- Your objective
Return every line below in which "RADIUS" appears.

- Data listing
○ ○ ○ ○ ○ ○ ○

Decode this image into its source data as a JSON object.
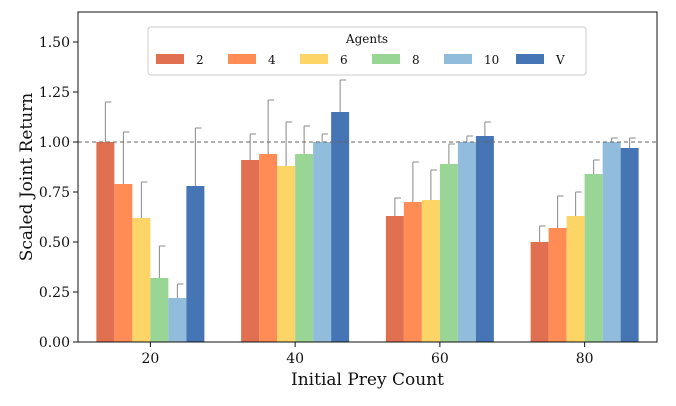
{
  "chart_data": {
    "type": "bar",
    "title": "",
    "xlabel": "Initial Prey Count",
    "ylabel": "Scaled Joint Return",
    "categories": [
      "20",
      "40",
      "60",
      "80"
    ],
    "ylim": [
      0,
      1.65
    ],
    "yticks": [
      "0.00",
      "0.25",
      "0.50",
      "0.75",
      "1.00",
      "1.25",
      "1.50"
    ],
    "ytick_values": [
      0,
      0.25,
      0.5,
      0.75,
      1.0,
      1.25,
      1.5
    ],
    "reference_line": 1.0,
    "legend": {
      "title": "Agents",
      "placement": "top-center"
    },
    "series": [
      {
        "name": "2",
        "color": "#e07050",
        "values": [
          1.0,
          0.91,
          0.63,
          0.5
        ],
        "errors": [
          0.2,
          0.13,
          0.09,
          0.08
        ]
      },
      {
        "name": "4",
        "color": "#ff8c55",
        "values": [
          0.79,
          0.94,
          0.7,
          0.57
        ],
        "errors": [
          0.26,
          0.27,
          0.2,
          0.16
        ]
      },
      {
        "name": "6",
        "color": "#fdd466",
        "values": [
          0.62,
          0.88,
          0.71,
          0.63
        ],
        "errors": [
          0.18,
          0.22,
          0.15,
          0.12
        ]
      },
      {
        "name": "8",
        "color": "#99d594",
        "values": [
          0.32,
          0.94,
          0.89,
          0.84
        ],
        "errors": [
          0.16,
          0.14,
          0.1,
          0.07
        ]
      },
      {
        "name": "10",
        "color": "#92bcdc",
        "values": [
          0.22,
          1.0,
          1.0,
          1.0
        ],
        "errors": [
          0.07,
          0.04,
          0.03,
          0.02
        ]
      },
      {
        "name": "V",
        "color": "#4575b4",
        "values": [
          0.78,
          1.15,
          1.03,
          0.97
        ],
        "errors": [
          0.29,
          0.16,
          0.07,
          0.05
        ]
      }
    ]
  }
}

○ ○ ○ ○ ○ ○ ○

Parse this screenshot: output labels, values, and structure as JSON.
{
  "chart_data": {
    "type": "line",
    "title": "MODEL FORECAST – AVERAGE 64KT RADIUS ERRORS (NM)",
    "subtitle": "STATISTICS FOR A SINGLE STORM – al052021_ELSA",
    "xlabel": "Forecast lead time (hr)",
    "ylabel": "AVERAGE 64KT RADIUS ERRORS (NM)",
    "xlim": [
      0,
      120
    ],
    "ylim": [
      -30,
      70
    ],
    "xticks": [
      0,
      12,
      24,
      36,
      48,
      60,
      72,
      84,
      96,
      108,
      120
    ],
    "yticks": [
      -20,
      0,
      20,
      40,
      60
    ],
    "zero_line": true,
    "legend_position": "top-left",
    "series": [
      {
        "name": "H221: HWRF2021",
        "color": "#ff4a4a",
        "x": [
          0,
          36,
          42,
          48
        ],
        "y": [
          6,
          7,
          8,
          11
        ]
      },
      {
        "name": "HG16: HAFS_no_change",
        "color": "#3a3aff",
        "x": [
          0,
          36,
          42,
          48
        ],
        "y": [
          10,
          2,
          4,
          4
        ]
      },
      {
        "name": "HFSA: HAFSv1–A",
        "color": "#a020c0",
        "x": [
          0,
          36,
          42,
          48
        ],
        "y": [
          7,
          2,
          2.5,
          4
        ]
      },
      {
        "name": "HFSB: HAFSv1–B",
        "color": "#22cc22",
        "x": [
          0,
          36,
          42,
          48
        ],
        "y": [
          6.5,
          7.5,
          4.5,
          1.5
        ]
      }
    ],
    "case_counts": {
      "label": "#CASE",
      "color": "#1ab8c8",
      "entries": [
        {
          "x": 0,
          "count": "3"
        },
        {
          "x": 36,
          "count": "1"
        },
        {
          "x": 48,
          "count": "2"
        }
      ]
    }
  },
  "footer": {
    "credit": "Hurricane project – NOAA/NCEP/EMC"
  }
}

○ ○ ○ ○ ○ ○ ○

- Task response
    "title": "MODEL FORECAST – AVERAGE 64KT RADIUS ERRORS (NM)",
    "ylabel": "AVERAGE 64KT RADIUS ERRORS (NM)",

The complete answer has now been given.